> [OBJECTIVE]:
Copy each of the entries that follow word for word, with no changes.

[Page element annotations]
+---+

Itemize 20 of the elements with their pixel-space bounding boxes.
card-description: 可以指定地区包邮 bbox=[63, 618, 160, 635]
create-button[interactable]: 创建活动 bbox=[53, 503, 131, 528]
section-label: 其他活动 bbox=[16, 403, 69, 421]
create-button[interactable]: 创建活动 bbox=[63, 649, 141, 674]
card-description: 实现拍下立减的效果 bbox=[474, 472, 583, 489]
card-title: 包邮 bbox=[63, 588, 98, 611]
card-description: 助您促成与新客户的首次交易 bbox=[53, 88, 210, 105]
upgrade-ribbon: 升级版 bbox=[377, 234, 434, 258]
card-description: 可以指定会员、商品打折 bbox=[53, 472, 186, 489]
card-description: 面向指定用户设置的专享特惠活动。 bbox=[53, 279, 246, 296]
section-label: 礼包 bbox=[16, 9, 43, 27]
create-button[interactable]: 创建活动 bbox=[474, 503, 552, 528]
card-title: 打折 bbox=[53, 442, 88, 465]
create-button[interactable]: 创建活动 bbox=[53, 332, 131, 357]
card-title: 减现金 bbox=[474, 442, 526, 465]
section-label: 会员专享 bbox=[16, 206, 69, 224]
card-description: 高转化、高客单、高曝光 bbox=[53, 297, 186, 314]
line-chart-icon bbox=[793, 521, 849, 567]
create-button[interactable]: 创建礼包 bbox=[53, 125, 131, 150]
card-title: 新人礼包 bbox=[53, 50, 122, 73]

+---+

> [PROBLEM SOLUTION]:
Itemize 20 of the elements with their pixel-space bounding boxes.
card-description: 可以指定地区包邮 bbox=[63, 618, 160, 635]
create-button[interactable]: 创建活动 bbox=[53, 503, 131, 528]
section-label: 其他活动 bbox=[16, 403, 69, 421]
create-button[interactable]: 创建活动 bbox=[63, 649, 141, 674]
card-description: 实现拍下立减的效果 bbox=[474, 472, 583, 489]
card-title: 包邮 bbox=[63, 588, 98, 611]
card-description: 助您促成与新客户的首次交易 bbox=[53, 88, 210, 105]
upgrade-ribbon: 升级版 bbox=[377, 234, 434, 258]
card-description: 可以指定会员、商品打折 bbox=[53, 472, 186, 489]
card-description: 面向指定用户设置的专享特惠活动。 bbox=[53, 279, 246, 296]
section-label: 礼包 bbox=[16, 9, 43, 27]
create-button[interactable]: 创建活动 bbox=[474, 503, 552, 528]
card-title: 打折 bbox=[53, 442, 88, 465]
create-button[interactable]: 创建活动 bbox=[53, 332, 131, 357]
card-title: 减现金 bbox=[474, 442, 526, 465]
section-label: 会员专享 bbox=[16, 206, 69, 224]
card-description: 高转化、高客单、高曝光 bbox=[53, 297, 186, 314]
line-chart-icon bbox=[793, 521, 849, 567]
create-button[interactable]: 创建礼包 bbox=[53, 125, 131, 150]
card-title: 新人礼包 bbox=[53, 50, 122, 73]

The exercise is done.